DO THIS: Copy every record below exactly as written, but leave out the pictures.

** start DATASET EXTRACT **

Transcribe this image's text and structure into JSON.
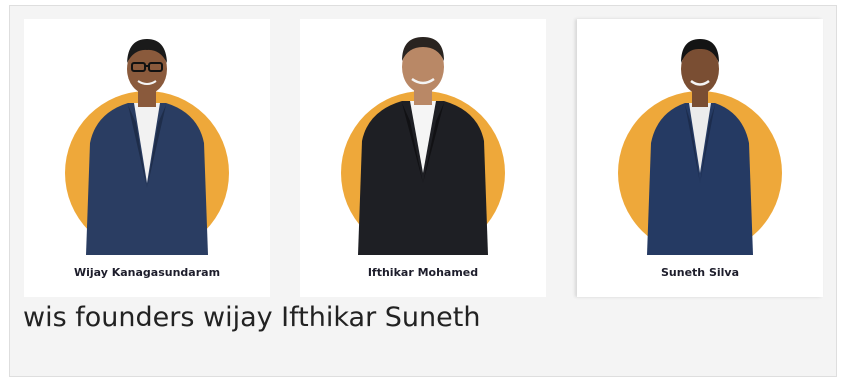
{
  "founders": [
    {
      "name": "Wijay Kanagasundaram",
      "suit_color": "#2a3d62",
      "accent_color": "#eea83a"
    },
    {
      "name": "Ifthikar Mohamed",
      "suit_color": "#1e1f24",
      "accent_color": "#eea83a"
    },
    {
      "name": "Suneth Silva",
      "suit_color": "#253a63",
      "accent_color": "#eea83a"
    }
  ],
  "caption": "wis founders wijay Ifthikar Suneth"
}
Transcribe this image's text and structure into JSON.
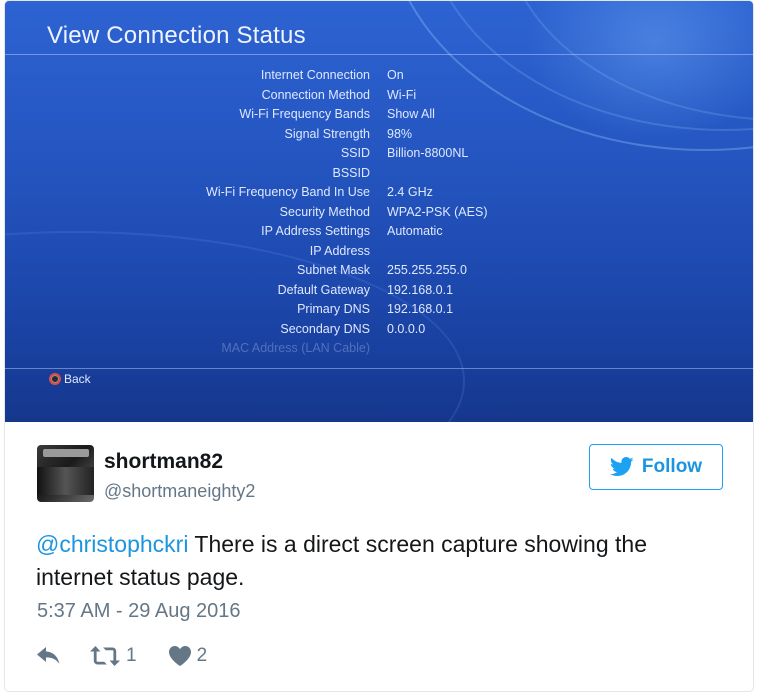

** end DATASET EXTRACT **

OUTPUT OF THE EXERCISE:
Transcribe this image's text and structure into JSON.
{
  "founders": [
    {
      "name": "Wijay Kanagasundaram",
      "suit_color": "#2a3d62",
      "accent_color": "#eea83a"
    },
    {
      "name": "Ifthikar Mohamed",
      "suit_color": "#1e1f24",
      "accent_color": "#eea83a"
    },
    {
      "name": "Suneth Silva",
      "suit_color": "#253a63",
      "accent_color": "#eea83a"
    }
  ],
  "caption": "wis founders wijay Ifthikar Suneth"
}
Transcribe this image's text and structure into JSON.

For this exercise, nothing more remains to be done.